■ **WRITTEN REQUEST**:
Revise the lines from the line with "Patent image size: (905, 1196)." up to and including the line with "In FIG. 7, the leg 701 is at (423, 393)." by replacing "rack" with "stand", keeping everything else the same.

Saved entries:
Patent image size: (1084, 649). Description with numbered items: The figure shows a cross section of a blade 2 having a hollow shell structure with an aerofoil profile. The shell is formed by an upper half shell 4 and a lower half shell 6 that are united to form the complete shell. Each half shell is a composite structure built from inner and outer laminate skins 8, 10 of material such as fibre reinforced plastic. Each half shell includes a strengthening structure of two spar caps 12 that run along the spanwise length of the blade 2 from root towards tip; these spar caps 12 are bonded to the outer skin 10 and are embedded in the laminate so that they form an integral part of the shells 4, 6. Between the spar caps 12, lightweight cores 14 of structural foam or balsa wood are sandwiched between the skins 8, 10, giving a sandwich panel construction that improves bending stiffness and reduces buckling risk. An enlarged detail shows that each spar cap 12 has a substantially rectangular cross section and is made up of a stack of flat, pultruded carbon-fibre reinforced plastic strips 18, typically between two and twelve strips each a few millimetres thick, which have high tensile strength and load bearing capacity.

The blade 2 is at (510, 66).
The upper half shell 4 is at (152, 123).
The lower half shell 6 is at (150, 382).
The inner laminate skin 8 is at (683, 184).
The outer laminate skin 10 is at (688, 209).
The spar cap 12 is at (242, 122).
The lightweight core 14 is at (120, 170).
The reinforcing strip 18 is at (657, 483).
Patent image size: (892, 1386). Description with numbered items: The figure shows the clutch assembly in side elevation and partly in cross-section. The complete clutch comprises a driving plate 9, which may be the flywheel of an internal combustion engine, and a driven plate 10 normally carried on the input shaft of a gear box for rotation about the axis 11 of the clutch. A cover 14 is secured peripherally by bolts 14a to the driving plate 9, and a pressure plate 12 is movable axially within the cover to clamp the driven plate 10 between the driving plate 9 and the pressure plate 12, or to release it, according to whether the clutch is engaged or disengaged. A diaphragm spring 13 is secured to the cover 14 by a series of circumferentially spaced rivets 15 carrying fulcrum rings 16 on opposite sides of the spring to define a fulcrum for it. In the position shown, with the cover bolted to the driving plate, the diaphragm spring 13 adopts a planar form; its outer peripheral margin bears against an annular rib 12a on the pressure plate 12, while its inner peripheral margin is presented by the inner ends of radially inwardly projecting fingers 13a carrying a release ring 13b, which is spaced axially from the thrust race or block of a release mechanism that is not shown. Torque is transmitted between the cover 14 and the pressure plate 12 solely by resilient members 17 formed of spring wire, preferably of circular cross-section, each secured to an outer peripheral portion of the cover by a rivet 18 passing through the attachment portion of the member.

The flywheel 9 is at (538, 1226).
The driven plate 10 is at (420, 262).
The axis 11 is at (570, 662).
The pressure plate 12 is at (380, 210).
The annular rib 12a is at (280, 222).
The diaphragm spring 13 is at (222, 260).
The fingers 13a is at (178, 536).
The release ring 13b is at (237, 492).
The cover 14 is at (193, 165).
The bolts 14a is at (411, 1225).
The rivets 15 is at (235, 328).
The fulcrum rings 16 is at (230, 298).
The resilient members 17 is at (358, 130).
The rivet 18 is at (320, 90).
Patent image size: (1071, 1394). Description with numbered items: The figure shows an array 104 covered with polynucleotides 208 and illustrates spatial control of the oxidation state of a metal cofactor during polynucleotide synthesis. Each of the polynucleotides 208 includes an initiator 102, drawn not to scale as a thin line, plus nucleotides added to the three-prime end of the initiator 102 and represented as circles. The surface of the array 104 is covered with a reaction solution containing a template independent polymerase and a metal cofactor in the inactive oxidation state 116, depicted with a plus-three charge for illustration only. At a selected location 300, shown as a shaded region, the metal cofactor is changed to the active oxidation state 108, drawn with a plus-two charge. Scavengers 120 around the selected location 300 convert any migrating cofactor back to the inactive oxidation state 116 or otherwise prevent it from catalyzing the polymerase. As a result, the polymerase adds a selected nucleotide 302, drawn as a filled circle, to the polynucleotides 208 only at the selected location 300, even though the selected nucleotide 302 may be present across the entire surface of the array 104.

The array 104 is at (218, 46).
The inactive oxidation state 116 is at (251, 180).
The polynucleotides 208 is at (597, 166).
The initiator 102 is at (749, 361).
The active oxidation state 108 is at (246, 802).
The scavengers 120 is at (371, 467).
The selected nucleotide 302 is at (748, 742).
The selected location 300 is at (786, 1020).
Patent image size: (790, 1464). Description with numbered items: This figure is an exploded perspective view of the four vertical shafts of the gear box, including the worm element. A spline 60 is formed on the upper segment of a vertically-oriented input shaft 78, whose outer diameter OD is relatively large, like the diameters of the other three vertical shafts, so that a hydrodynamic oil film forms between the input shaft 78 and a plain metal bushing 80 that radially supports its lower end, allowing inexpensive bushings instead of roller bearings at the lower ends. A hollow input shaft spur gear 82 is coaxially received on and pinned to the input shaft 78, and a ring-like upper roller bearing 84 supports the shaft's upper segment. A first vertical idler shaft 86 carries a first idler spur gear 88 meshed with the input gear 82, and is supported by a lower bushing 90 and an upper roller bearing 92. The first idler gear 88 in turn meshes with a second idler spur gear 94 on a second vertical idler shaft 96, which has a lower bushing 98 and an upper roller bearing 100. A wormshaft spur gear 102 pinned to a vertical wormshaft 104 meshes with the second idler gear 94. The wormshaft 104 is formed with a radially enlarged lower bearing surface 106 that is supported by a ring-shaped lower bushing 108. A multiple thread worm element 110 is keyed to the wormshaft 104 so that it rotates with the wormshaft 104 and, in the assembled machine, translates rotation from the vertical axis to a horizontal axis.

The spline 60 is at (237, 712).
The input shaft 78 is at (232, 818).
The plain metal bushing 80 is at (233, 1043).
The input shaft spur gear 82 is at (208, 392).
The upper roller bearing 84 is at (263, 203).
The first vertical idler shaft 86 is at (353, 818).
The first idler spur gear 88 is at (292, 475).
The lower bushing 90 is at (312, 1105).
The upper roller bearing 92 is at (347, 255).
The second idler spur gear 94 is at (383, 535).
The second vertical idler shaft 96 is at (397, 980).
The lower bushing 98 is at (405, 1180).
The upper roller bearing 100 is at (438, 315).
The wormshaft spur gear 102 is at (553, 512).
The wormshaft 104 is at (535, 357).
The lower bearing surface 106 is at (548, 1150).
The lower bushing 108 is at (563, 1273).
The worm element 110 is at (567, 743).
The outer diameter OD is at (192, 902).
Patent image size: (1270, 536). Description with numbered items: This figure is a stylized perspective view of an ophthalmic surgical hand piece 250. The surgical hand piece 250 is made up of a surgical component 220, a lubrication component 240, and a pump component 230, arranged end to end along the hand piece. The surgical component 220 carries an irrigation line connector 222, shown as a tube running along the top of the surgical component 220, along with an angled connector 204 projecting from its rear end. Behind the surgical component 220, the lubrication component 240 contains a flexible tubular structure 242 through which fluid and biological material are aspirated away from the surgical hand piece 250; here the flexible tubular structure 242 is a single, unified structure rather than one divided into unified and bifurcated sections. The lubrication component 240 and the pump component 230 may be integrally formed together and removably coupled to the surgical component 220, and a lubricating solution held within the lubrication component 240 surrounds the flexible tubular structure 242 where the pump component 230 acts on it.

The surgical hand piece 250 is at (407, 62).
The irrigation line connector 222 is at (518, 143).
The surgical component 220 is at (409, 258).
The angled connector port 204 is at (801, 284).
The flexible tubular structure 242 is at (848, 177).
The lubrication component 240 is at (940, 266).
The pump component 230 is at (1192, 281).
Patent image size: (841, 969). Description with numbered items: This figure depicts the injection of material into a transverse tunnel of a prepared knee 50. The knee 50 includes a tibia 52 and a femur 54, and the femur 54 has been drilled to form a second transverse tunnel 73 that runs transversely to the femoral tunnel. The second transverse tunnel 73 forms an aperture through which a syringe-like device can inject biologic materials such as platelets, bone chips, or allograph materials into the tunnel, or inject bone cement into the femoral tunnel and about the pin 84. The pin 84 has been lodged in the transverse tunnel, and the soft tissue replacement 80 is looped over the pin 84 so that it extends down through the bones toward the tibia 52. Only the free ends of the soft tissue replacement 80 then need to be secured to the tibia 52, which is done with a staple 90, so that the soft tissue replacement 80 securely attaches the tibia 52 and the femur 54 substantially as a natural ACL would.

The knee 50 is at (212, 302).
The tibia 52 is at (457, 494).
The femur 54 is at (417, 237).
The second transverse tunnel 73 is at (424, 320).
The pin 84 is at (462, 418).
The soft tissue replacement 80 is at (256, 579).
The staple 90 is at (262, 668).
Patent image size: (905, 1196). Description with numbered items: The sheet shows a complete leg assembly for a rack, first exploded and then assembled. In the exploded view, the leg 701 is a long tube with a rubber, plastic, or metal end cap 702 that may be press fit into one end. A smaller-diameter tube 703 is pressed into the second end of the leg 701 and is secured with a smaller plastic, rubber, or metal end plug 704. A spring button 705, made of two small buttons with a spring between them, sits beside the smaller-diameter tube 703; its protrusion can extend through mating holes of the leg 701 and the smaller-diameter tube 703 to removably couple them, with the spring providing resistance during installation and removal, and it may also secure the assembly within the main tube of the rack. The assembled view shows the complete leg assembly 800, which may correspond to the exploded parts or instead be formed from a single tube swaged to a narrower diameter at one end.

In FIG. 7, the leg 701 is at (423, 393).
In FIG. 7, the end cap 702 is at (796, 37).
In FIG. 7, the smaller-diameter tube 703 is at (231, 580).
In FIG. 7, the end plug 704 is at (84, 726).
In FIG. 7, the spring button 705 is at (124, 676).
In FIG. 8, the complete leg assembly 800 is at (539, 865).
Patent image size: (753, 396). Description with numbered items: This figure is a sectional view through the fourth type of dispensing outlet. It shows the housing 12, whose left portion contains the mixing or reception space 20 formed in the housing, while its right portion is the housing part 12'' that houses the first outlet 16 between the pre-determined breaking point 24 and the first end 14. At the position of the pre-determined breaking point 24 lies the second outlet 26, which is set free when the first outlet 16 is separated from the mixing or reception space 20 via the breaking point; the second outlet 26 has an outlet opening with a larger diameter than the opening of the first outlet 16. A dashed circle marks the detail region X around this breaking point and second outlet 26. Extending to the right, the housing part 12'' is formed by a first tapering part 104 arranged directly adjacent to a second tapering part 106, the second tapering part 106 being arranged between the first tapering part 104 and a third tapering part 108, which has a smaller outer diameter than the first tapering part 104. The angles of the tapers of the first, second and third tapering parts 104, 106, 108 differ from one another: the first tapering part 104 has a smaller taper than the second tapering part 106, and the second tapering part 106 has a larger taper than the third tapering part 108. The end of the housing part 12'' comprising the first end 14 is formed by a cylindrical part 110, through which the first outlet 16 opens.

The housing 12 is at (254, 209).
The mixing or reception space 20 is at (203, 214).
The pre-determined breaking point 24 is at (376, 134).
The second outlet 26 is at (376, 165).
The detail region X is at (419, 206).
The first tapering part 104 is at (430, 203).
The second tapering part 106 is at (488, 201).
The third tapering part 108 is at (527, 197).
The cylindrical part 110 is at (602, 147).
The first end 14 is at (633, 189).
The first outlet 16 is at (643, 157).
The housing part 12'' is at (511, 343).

■ **THE SOLUTION**:
Patent image size: (905, 1196). Description with numbered items: The sheet shows a complete leg assembly for a stand, first exploded and then assembled. In the exploded view, the leg 701 is a long tube with a rubber, plastic, or metal end cap 702 that may be press fit into one end. A smaller-diameter tube 703 is pressed into the second end of the leg 701 and is secured with a smaller plastic, rubber, or metal end plug 704. A spring button 705, made of two small buttons with a spring between them, sits beside the smaller-diameter tube 703; its protrusion can extend through mating holes of the leg 701 and the smaller-diameter tube 703 to removably couple them, with the spring providing resistance during installation and removal, and it may also secure the assembly within the main tube of the stand. The assembled view shows the complete leg assembly 800, which may correspond to the exploded parts or instead be formed from a single tube swaged to a narrower diameter at one end.

In FIG. 7, the leg 701 is at (423, 393).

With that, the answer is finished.